RECORD EXTRACTS:
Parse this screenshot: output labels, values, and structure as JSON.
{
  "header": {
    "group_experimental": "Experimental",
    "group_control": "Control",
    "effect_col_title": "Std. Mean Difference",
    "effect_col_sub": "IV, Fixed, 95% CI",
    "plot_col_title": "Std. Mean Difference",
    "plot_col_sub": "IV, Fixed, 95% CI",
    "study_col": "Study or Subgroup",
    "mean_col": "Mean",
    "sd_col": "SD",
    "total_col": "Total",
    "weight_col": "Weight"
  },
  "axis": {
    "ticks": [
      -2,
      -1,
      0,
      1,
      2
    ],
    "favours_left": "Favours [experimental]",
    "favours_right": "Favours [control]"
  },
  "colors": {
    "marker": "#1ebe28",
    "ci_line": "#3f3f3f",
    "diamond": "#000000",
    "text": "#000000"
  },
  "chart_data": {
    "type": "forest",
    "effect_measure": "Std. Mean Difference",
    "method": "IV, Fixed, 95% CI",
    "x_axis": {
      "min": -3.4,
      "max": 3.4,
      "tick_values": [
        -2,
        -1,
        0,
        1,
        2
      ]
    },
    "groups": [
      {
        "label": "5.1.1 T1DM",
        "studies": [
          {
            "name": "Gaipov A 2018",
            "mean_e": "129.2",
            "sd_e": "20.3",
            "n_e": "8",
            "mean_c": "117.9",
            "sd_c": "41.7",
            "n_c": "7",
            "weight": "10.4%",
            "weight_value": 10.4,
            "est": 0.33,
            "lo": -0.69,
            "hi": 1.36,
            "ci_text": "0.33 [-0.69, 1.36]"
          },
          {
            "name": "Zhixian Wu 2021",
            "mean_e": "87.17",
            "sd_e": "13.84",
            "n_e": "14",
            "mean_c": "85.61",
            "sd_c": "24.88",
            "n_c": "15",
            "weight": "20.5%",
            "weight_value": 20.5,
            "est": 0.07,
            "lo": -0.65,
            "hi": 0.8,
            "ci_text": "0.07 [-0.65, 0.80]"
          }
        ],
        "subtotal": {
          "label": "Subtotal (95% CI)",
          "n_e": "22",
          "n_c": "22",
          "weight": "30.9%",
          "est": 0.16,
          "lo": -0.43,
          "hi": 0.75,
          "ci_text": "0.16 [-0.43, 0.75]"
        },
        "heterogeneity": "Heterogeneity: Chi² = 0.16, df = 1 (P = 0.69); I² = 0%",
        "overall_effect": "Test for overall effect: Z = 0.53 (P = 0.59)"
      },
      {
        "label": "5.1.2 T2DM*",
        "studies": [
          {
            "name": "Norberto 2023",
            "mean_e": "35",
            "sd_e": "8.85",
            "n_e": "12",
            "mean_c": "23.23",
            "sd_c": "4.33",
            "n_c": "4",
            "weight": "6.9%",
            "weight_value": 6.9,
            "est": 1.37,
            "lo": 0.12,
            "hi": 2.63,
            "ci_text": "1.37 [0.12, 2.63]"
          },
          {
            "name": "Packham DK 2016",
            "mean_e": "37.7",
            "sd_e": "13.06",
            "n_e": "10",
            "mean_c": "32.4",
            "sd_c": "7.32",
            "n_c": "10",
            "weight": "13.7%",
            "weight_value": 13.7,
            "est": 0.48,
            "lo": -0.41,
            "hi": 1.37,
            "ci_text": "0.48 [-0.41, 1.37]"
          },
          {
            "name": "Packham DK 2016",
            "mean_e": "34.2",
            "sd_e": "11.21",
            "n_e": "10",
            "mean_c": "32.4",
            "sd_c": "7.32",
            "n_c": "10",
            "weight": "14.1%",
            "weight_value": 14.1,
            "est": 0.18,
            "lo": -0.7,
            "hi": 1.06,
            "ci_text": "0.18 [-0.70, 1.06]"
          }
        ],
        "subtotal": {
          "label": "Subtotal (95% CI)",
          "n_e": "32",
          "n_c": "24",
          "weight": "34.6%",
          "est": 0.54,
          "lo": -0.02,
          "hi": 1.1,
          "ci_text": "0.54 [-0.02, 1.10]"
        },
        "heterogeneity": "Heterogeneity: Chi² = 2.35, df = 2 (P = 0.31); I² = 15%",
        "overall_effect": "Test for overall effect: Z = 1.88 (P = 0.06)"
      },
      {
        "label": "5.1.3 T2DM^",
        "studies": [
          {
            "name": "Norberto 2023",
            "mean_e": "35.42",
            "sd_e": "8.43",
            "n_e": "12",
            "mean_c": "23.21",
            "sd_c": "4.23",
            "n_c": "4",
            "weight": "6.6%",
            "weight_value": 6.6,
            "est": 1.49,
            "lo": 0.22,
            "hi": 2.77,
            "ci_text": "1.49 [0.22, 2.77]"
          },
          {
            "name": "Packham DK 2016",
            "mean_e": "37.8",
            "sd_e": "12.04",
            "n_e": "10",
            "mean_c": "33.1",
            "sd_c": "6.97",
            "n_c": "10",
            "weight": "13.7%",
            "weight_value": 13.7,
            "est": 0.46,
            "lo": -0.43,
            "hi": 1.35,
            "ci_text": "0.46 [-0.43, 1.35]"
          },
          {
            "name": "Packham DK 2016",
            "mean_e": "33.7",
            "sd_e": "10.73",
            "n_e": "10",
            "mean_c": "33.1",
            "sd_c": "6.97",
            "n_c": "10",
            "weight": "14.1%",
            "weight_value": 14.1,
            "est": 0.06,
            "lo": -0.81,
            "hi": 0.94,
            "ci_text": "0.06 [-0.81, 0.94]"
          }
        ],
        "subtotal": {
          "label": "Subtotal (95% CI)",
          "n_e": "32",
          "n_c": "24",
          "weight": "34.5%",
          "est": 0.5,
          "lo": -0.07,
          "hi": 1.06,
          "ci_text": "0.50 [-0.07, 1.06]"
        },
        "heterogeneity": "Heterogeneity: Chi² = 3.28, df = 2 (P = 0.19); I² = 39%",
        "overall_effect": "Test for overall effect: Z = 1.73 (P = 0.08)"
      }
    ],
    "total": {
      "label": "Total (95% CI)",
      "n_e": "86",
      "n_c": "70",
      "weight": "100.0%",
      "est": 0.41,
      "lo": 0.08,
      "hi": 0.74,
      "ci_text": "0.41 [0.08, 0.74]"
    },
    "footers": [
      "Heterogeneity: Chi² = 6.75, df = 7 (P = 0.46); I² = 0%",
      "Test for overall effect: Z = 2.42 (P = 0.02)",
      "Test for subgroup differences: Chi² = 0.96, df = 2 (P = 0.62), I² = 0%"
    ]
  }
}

REQUIRED WORK:
Copy the data above in full, character for character.

FULL RESPONSE:
Parse this screenshot: output labels, values, and structure as JSON.
{
  "header": {
    "group_experimental": "Experimental",
    "group_control": "Control",
    "effect_col_title": "Std. Mean Difference",
    "effect_col_sub": "IV, Fixed, 95% CI",
    "plot_col_title": "Std. Mean Difference",
    "plot_col_sub": "IV, Fixed, 95% CI",
    "study_col": "Study or Subgroup",
    "mean_col": "Mean",
    "sd_col": "SD",
    "total_col": "Total",
    "weight_col": "Weight"
  },
  "axis": {
    "ticks": [
      -2,
      -1,
      0,
      1,
      2
    ],
    "favours_left": "Favours [experimental]",
    "favours_right": "Favours [control]"
  },
  "colors": {
    "marker": "#1ebe28",
    "ci_line": "#3f3f3f",
    "diamond": "#000000",
    "text": "#000000"
  },
  "chart_data": {
    "type": "forest",
    "effect_measure": "Std. Mean Difference",
    "method": "IV, Fixed, 95% CI",
    "x_axis": {
      "min": -3.4,
      "max": 3.4,
      "tick_values": [
        -2,
        -1,
        0,
        1,
        2
      ]
    },
    "groups": [
      {
        "label": "5.1.1 T1DM",
        "studies": [
          {
            "name": "Gaipov A 2018",
            "mean_e": "129.2",
            "sd_e": "20.3",
            "n_e": "8",
            "mean_c": "117.9",
            "sd_c": "41.7",
            "n_c": "7",
            "weight": "10.4%",
            "weight_value": 10.4,
            "est": 0.33,
            "lo": -0.69,
            "hi": 1.36,
            "ci_text": "0.33 [-0.69, 1.36]"
          },
          {
            "name": "Zhixian Wu 2021",
            "mean_e": "87.17",
            "sd_e": "13.84",
            "n_e": "14",
            "mean_c": "85.61",
            "sd_c": "24.88",
            "n_c": "15",
            "weight": "20.5%",
            "weight_value": 20.5,
            "est": 0.07,
            "lo": -0.65,
            "hi": 0.8,
            "ci_text": "0.07 [-0.65, 0.80]"
          }
        ],
        "subtotal": {
          "label": "Subtotal (95% CI)",
          "n_e": "22",
          "n_c": "22",
          "weight": "30.9%",
          "est": 0.16,
          "lo": -0.43,
          "hi": 0.75,
          "ci_text": "0.16 [-0.43, 0.75]"
        },
        "heterogeneity": "Heterogeneity: Chi² = 0.16, df = 1 (P = 0.69); I² = 0%",
        "overall_effect": "Test for overall effect: Z = 0.53 (P = 0.59)"
      },
      {
        "label": "5.1.2 T2DM*",
        "studies": [
          {
            "name": "Norberto 2023",
            "mean_e": "35",
            "sd_e": "8.85",
            "n_e": "12",
            "mean_c": "23.23",
            "sd_c": "4.33",
            "n_c": "4",
            "weight": "6.9%",
            "weight_value": 6.9,
            "est": 1.37,
            "lo": 0.12,
            "hi": 2.63,
            "ci_text": "1.37 [0.12, 2.63]"
          },
          {
            "name": "Packham DK 2016",
            "mean_e": "37.7",
            "sd_e": "13.06",
            "n_e": "10",
            "mean_c": "32.4",
            "sd_c": "7.32",
            "n_c": "10",
            "weight": "13.7%",
            "weight_value": 13.7,
            "est": 0.48,
            "lo": -0.41,
            "hi": 1.37,
            "ci_text": "0.48 [-0.41, 1.37]"
          },
          {
            "name": "Packham DK 2016",
            "mean_e": "34.2",
            "sd_e": "11.21",
            "n_e": "10",
            "mean_c": "32.4",
            "sd_c": "7.32",
            "n_c": "10",
            "weight": "14.1%",
            "weight_value": 14.1,
            "est": 0.18,
            "lo": -0.7,
            "hi": 1.06,
            "ci_text": "0.18 [-0.70, 1.06]"
          }
        ],
        "subtotal": {
          "label": "Subtotal (95% CI)",
          "n_e": "32",
          "n_c": "24",
          "weight": "34.6%",
          "est": 0.54,
          "lo": -0.02,
          "hi": 1.1,
          "ci_text": "0.54 [-0.02, 1.10]"
        },
        "heterogeneity": "Heterogeneity: Chi² = 2.35, df = 2 (P = 0.31); I² = 15%",
        "overall_effect": "Test for overall effect: Z = 1.88 (P = 0.06)"
      },
      {
        "label": "5.1.3 T2DM^",
        "studies": [
          {
            "name": "Norberto 2023",
            "mean_e": "35.42",
            "sd_e": "8.43",
            "n_e": "12",
            "mean_c": "23.21",
            "sd_c": "4.23",
            "n_c": "4",
            "weight": "6.6%",
            "weight_value": 6.6,
            "est": 1.49,
            "lo": 0.22,
            "hi": 2.77,
            "ci_text": "1.49 [0.22, 2.77]"
          },
          {
            "name": "Packham DK 2016",
            "mean_e": "37.8",
            "sd_e": "12.04",
            "n_e": "10",
            "mean_c": "33.1",
            "sd_c": "6.97",
            "n_c": "10",
            "weight": "13.7%",
            "weight_value": 13.7,
            "est": 0.46,
            "lo": -0.43,
            "hi": 1.35,
            "ci_text": "0.46 [-0.43, 1.35]"
          },
          {
            "name": "Packham DK 2016",
            "mean_e": "33.7",
            "sd_e": "10.73",
            "n_e": "10",
            "mean_c": "33.1",
            "sd_c": "6.97",
            "n_c": "10",
            "weight": "14.1%",
            "weight_value": 14.1,
            "est": 0.06,
            "lo": -0.81,
            "hi": 0.94,
            "ci_text": "0.06 [-0.81, 0.94]"
          }
        ],
        "subtotal": {
          "label": "Subtotal (95% CI)",
          "n_e": "32",
          "n_c": "24",
          "weight": "34.5%",
          "est": 0.5,
          "lo": -0.07,
          "hi": 1.06,
          "ci_text": "0.50 [-0.07, 1.06]"
        },
        "heterogeneity": "Heterogeneity: Chi² = 3.28, df = 2 (P = 0.19); I² = 39%",
        "overall_effect": "Test for overall effect: Z = 1.73 (P = 0.08)"
      }
    ],
    "total": {
      "label": "Total (95% CI)",
      "n_e": "86",
      "n_c": "70",
      "weight": "100.0%",
      "est": 0.41,
      "lo": 0.08,
      "hi": 0.74,
      "ci_text": "0.41 [0.08, 0.74]"
    },
    "footers": [
      "Heterogeneity: Chi² = 6.75, df = 7 (P = 0.46); I² = 0%",
      "Test for overall effect: Z = 2.42 (P = 0.02)",
      "Test for subgroup differences: Chi² = 0.96, df = 2 (P = 0.62), I² = 0%"
    ]
  }
}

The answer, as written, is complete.